### Raw records
--*--

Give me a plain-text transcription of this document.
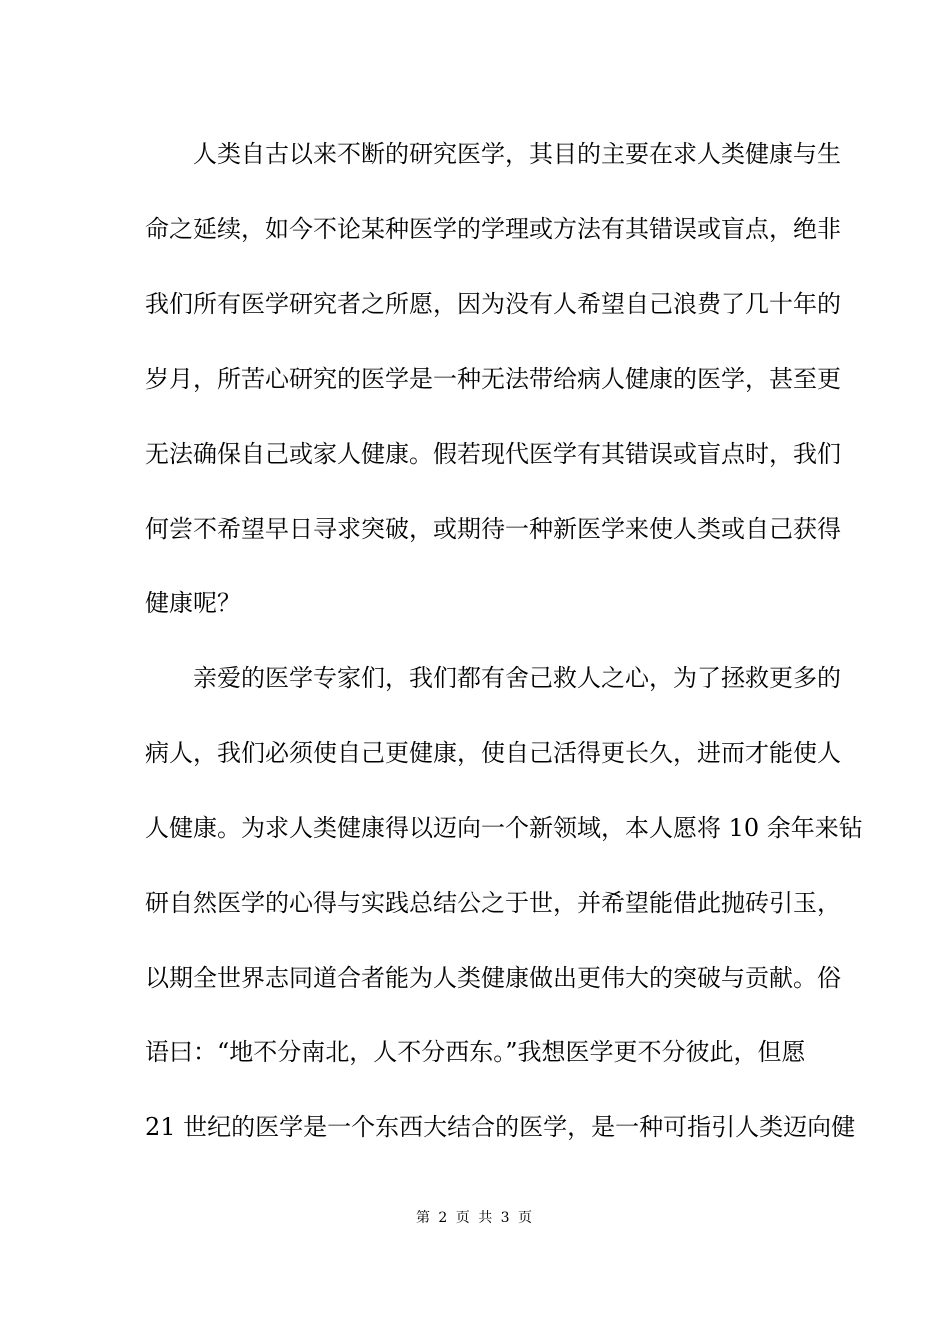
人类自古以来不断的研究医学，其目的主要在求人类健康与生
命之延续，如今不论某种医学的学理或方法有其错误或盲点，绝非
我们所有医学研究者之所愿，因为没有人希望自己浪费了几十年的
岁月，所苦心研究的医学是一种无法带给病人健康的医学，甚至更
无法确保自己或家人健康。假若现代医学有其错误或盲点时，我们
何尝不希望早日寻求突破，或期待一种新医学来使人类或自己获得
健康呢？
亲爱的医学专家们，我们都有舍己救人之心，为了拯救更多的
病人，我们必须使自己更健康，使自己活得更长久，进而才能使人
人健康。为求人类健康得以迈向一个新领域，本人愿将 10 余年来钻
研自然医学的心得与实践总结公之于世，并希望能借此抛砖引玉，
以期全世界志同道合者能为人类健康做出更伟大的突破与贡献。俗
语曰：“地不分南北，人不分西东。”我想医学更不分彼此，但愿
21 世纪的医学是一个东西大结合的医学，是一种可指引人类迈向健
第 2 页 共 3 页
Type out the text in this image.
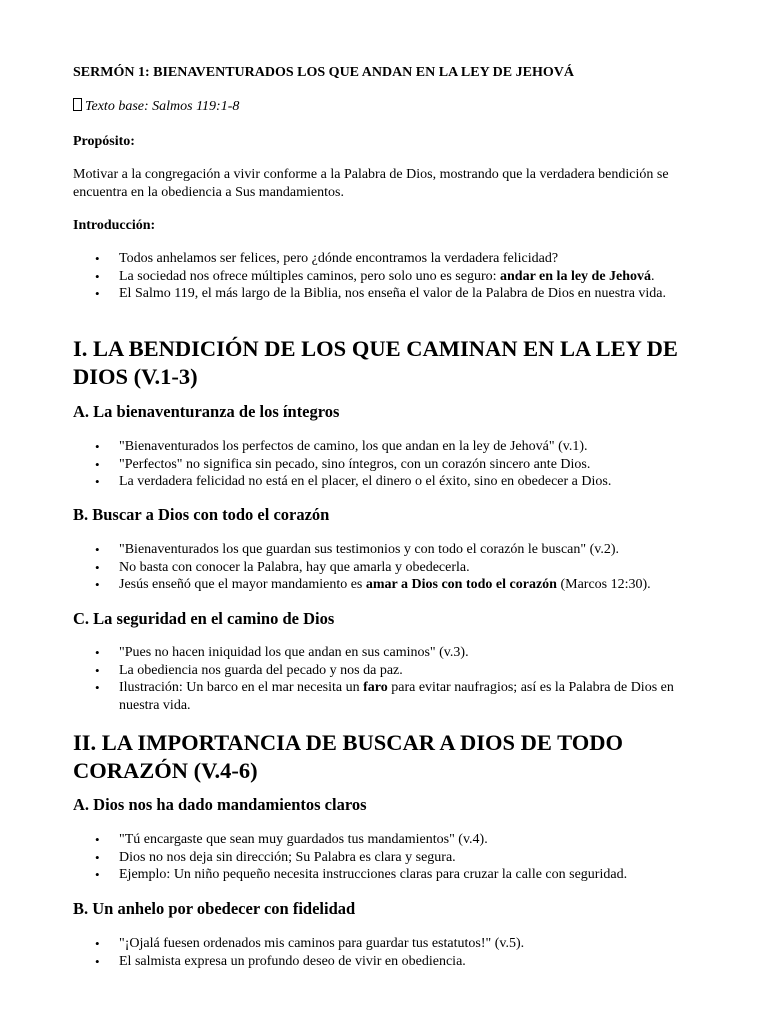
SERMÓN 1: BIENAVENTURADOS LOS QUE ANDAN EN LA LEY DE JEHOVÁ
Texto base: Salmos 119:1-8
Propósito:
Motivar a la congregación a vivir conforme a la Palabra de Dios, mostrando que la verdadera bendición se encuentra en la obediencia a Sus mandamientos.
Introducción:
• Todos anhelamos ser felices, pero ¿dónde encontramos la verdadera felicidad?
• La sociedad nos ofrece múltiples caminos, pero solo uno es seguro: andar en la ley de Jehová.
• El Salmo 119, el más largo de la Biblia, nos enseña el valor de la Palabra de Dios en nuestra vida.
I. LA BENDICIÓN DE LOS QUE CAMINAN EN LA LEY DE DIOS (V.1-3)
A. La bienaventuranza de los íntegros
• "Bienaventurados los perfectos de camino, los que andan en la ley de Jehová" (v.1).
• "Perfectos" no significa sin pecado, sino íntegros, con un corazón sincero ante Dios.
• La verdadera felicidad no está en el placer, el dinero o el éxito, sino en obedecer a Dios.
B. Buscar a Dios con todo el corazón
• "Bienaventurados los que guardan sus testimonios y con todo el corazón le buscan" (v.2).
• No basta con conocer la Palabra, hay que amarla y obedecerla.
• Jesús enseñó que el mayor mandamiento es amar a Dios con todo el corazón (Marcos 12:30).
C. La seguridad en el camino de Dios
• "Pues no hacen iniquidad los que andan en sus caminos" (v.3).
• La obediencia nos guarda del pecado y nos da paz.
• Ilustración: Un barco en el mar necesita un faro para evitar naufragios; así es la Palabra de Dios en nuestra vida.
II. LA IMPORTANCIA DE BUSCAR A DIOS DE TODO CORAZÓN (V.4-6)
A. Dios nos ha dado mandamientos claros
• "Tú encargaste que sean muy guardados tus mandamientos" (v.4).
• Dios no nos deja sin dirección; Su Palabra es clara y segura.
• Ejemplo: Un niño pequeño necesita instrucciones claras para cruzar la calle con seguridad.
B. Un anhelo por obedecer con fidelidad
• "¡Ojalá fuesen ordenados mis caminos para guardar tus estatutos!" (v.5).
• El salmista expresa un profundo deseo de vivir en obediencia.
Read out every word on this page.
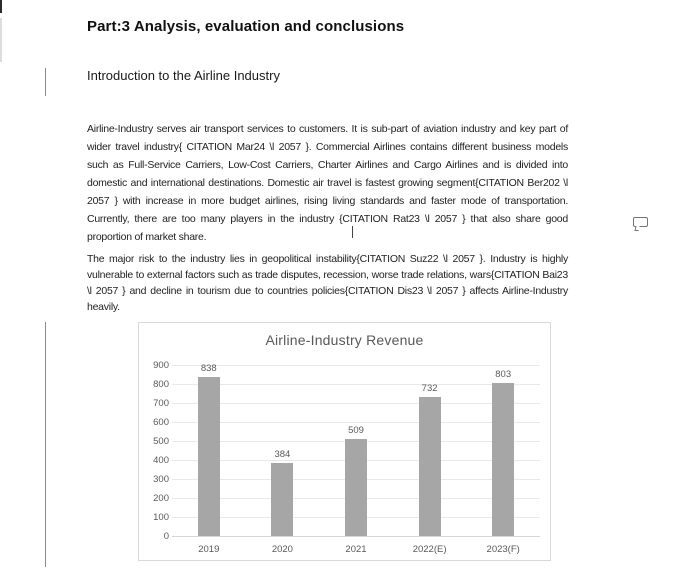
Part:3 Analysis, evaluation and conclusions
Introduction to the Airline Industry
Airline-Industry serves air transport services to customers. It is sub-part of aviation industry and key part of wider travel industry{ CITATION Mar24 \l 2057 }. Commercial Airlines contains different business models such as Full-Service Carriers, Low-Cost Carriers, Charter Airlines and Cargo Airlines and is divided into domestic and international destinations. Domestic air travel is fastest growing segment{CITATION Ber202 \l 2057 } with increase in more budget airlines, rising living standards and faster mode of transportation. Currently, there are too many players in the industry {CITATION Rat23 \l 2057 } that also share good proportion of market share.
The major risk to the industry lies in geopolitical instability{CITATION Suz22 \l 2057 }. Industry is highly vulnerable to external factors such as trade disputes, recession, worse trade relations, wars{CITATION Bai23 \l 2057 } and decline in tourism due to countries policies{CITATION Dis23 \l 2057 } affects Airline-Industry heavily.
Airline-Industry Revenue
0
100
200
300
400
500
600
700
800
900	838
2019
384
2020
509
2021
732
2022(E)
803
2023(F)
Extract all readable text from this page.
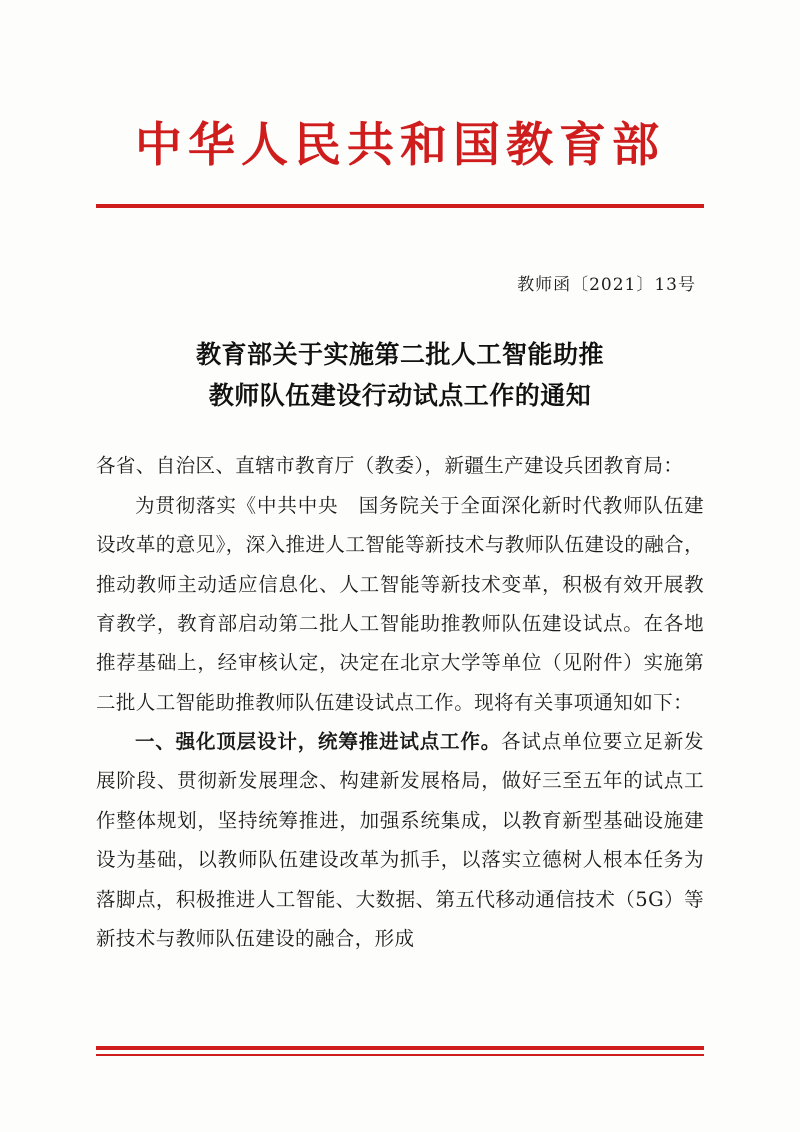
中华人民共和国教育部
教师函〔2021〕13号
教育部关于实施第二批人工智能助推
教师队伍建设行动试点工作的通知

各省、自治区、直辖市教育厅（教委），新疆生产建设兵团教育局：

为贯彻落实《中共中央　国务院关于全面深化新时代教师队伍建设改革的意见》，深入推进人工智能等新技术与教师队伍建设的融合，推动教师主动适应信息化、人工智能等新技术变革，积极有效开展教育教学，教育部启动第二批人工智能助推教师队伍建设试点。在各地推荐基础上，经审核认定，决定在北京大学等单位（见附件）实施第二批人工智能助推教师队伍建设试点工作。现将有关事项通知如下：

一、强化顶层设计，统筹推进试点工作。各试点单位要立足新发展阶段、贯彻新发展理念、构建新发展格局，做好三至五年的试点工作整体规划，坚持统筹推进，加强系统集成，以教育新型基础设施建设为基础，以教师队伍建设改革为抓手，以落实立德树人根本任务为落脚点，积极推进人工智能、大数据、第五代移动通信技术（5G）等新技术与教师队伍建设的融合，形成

--*--

### WHAT YOU HAVE TO DO
The records above must be printed exactly; the pictures stay out.

### EXPECTED OUTPUT
Give me a plain-text transcription of this document.
人类自古以来不断的研究医学，其目的主要在求人类健康与生
命之延续，如今不论某种医学的学理或方法有其错误或盲点，绝非
我们所有医学研究者之所愿，因为没有人希望自己浪费了几十年的
岁月，所苦心研究的医学是一种无法带给病人健康的医学，甚至更
无法确保自己或家人健康。假若现代医学有其错误或盲点时，我们
何尝不希望早日寻求突破，或期待一种新医学来使人类或自己获得
健康呢？
亲爱的医学专家们，我们都有舍己救人之心，为了拯救更多的
病人，我们必须使自己更健康，使自己活得更长久，进而才能使人
人健康。为求人类健康得以迈向一个新领域，本人愿将 10 余年来钻
研自然医学的心得与实践总结公之于世，并希望能借此抛砖引玉，
以期全世界志同道合者能为人类健康做出更伟大的突破与贡献。俗
语曰：“地不分南北，人不分西东。”我想医学更不分彼此，但愿
21 世纪的医学是一个东西大结合的医学，是一种可指引人类迈向健
第 2 页 共 3 页
Type out the text in this image.
SERMÓN 1: BIENAVENTURADOS LOS QUE ANDAN EN LA LEY DE JEHOVÁ
Texto base: Salmos 119:1-8
Propósito:
Motivar a la congregación a vivir conforme a la Palabra de Dios, mostrando que la verdadera bendición se encuentra en la obediencia a Sus mandamientos.
Introducción:
• Todos anhelamos ser felices, pero ¿dónde encontramos la verdadera felicidad?
• La sociedad nos ofrece múltiples caminos, pero solo uno es seguro: andar en la ley de Jehová.
• El Salmo 119, el más largo de la Biblia, nos enseña el valor de la Palabra de Dios en nuestra vida.
I. LA BENDICIÓN DE LOS QUE CAMINAN EN LA LEY DE DIOS (V.1-3)
A. La bienaventuranza de los íntegros
• "Bienaventurados los perfectos de camino, los que andan en la ley de Jehová" (v.1).
• "Perfectos" no significa sin pecado, sino íntegros, con un corazón sincero ante Dios.
• La verdadera felicidad no está en el placer, el dinero o el éxito, sino en obedecer a Dios.
B. Buscar a Dios con todo el corazón
• "Bienaventurados los que guardan sus testimonios y con todo el corazón le buscan" (v.2).
• No basta con conocer la Palabra, hay que amarla y obedecerla.
• Jesús enseñó que el mayor mandamiento es amar a Dios con todo el corazón (Marcos 12:30).
C. La seguridad en el camino de Dios
• "Pues no hacen iniquidad los que andan en sus caminos" (v.3).
• La obediencia nos guarda del pecado y nos da paz.
• Ilustración: Un barco en el mar necesita un faro para evitar naufragios; así es la Palabra de Dios en nuestra vida.
II. LA IMPORTANCIA DE BUSCAR A DIOS DE TODO CORAZÓN (V.4-6)
A. Dios nos ha dado mandamientos claros
• "Tú encargaste que sean muy guardados tus mandamientos" (v.4).
• Dios no nos deja sin dirección; Su Palabra es clara y segura.
• Ejemplo: Un niño pequeño necesita instrucciones claras para cruzar la calle con seguridad.
B. Un anhelo por obedecer con fidelidad
• "¡Ojalá fuesen ordenados mis caminos para guardar tus estatutos!" (v.5).
• El salmista expresa un profundo deseo de vivir en obediencia.
Read out every word on this page.
Part:3 Analysis, evaluation and conclusions
Introduction to the Airline Industry
Airline-Industry serves air transport services to customers. It is sub-part of aviation industry and key part of wider travel industry{ CITATION Mar24 \l 2057 }. Commercial Airlines contains different business models such as Full-Service Carriers, Low-Cost Carriers, Charter Airlines and Cargo Airlines and is divided into domestic and international destinations. Domestic air travel is fastest growing segment{CITATION Ber202 \l 2057 } with increase in more budget airlines, rising living standards and faster mode of transportation. Currently, there are too many players in the industry {CITATION Rat23 \l 2057 } that also share good proportion of market share.
The major risk to the industry lies in geopolitical instability{CITATION Suz22 \l 2057 }. Industry is highly vulnerable to external factors such as trade disputes, recession, worse trade relations, wars{CITATION Bai23 \l 2057 } and decline in tourism due to countries policies{CITATION Dis23 \l 2057 } affects Airline-Industry heavily.
Airline-Industry Revenue
0
100
200
300
400
500
600
700
800
900	838
2019
384
2020
509
2021
732
2022(E)
803
2023(F)
Extract all readable text from this page.
中华人民共和国教育部
教师函〔2021〕13号
教育部关于实施第二批人工智能助推
教师队伍建设行动试点工作的通知

各省、自治区、直辖市教育厅（教委），新疆生产建设兵团教育局：

为贯彻落实《中共中央　国务院关于全面深化新时代教师队伍建设改革的意见》，深入推进人工智能等新技术与教师队伍建设的融合，推动教师主动适应信息化、人工智能等新技术变革，积极有效开展教育教学，教育部启动第二批人工智能助推教师队伍建设试点。在各地推荐基础上，经审核认定，决定在北京大学等单位（见附件）实施第二批人工智能助推教师队伍建设试点工作。现将有关事项通知如下：

一、强化顶层设计，统筹推进试点工作。各试点单位要立足新发展阶段、贯彻新发展理念、构建新发展格局，做好三至五年的试点工作整体规划，坚持统筹推进，加强系统集成，以教育新型基础设施建设为基础，以教师队伍建设改革为抓手，以落实立德树人根本任务为落脚点，积极推进人工智能、大数据、第五代移动通信技术（5G）等新技术与教师队伍建设的融合，形成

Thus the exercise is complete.